## EXTRAIT FOURNI
Elle doit signifier l’arrêt définitif des mesures fiscales et pénales encore infligées à des militants ayant déjà effectué des temps d’emprisonnements.
Libre à chacun d’adhérer aux visions de ces militants ou a contrario de ne pas partager leurs convictions. Ce n’est pas là la question. Mais la dimension politique de leur engagement ne peut être en aucun cas niée.
À une stricte question politique doit être apportée une réponse qui se situe sur le même plan.
POUR UNE GAUCHE DE COMBAT ET D’AUTODÉTERMINATION
A Manca affirme que les conditions sont réunies pour la constitution d’une dynamique qui soit une véritable alternative au néo-libéralisme et à ses politiques dévastatrices. Nous sommes prêts à apporter notre part à cette démarche de survie. Précisons qu’une telle démarche ne peut s’extraire, se dissocier d’un véritable internationalisme tourné vers la Méditerranée et l’Europe.
Nous savons que des sensibilités multiples peuvent se retrouver autour d’un véritable projet politique qui n’enferme plus ni le peuple corse, ni le monde du travail dans des représentations stériles opposant artificiellement la question démocratique corse à la question sociale universelle.

## DÉTAIL DE LA CONSIGNE
Pouvez-vous rédiger la suite du texte sur la gauche de combat et d'autodétermination, en reprenant juste après sa dernière phrase ?

[Éléments stockés]
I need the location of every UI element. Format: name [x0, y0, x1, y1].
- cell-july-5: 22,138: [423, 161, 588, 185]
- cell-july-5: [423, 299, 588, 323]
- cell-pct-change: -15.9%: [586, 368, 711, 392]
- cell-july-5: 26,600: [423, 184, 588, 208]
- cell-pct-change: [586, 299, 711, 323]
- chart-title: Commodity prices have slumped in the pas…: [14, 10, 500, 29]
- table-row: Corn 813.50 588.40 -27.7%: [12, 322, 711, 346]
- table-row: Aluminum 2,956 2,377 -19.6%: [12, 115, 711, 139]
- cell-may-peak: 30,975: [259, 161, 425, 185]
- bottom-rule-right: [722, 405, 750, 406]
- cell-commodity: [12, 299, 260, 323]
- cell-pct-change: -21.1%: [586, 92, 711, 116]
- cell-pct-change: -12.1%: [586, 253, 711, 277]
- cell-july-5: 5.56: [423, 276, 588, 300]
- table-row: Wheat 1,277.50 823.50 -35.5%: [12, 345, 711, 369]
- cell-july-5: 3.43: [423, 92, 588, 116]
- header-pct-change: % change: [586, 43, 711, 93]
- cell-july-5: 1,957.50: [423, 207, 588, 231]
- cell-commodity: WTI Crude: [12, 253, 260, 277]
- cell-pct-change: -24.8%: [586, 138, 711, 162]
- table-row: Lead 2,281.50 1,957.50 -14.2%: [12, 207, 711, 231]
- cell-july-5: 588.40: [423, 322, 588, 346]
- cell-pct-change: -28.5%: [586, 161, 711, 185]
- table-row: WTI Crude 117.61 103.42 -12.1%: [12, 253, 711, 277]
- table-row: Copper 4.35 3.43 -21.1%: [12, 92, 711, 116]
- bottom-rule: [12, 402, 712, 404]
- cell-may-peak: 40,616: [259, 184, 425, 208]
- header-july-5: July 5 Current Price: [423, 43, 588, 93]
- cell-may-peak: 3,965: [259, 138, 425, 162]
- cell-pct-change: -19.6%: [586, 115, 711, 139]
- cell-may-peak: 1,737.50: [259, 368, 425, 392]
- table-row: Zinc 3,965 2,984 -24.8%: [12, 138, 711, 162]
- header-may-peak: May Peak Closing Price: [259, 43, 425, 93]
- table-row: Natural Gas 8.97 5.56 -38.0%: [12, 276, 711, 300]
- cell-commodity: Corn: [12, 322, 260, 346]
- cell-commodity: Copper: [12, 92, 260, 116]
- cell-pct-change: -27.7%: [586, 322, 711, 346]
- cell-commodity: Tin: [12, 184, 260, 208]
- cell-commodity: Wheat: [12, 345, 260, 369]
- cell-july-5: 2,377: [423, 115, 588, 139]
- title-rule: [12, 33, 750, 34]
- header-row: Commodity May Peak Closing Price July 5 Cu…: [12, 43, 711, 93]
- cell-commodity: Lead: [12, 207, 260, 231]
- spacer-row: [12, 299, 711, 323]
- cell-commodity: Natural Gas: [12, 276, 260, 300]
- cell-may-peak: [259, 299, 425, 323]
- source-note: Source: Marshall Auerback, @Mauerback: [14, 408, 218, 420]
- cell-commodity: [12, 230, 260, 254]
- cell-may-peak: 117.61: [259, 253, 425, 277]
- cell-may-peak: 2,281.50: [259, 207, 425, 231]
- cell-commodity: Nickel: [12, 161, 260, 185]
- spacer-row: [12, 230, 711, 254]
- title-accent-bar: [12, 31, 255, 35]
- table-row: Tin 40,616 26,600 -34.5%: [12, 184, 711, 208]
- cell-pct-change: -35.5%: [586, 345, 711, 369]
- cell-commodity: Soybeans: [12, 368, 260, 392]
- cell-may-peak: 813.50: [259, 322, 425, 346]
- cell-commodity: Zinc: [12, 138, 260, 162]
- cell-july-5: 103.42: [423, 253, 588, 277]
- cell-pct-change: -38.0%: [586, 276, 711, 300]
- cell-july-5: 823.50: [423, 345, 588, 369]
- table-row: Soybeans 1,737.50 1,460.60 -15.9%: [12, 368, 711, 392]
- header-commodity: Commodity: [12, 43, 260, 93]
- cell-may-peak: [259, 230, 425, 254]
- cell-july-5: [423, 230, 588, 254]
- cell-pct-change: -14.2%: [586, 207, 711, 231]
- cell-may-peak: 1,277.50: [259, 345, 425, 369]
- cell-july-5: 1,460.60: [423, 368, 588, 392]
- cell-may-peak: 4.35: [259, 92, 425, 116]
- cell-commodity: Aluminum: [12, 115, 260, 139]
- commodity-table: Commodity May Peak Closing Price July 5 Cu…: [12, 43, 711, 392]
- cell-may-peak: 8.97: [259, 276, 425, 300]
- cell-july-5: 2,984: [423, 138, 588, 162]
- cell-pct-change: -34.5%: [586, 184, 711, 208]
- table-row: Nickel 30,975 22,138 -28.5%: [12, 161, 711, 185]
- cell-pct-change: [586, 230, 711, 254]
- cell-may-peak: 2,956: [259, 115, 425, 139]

## RÉPONSE À L'EXERCICE
Celles et ceux qui agitent l’épouvantail de l’indépendance pour rejeter d’un bloc le principe même du droit à l’autodétermination semblent être totalement déconnectés de la réalité des rapports de force politiques actuels au sein du peuple corse. Nous maintenons un principe que nous avons toujours défendu, celui de la nécessité urgente pour le peuple corse de pouvoir légiférer dans des domaines structurants. Un pouvoir législatif représenterait un degré de liberté supplémentaire consubstantiel au processus d’autodétermination. Penser que le peuple corse pourrait opter pour n’importe quelle aventure sans garantie aucune, c’est avoir une bien piètre opinion des forces vives de ce peuple, de leur bon sens, comme de leur libre arbitre.
Loin de toute dérive sectaire, nous pensons qu’il est possible de bâtir un plan d’urgence axé sur la défense du Bien Commun, des services publics, des droits politiques et culturels du peuple corse, des droits des minorités, du droit du travail, d’une citoyenneté laïque et inclusive, des droits du vivant et de la protection du patrimoine et des ressources collectives.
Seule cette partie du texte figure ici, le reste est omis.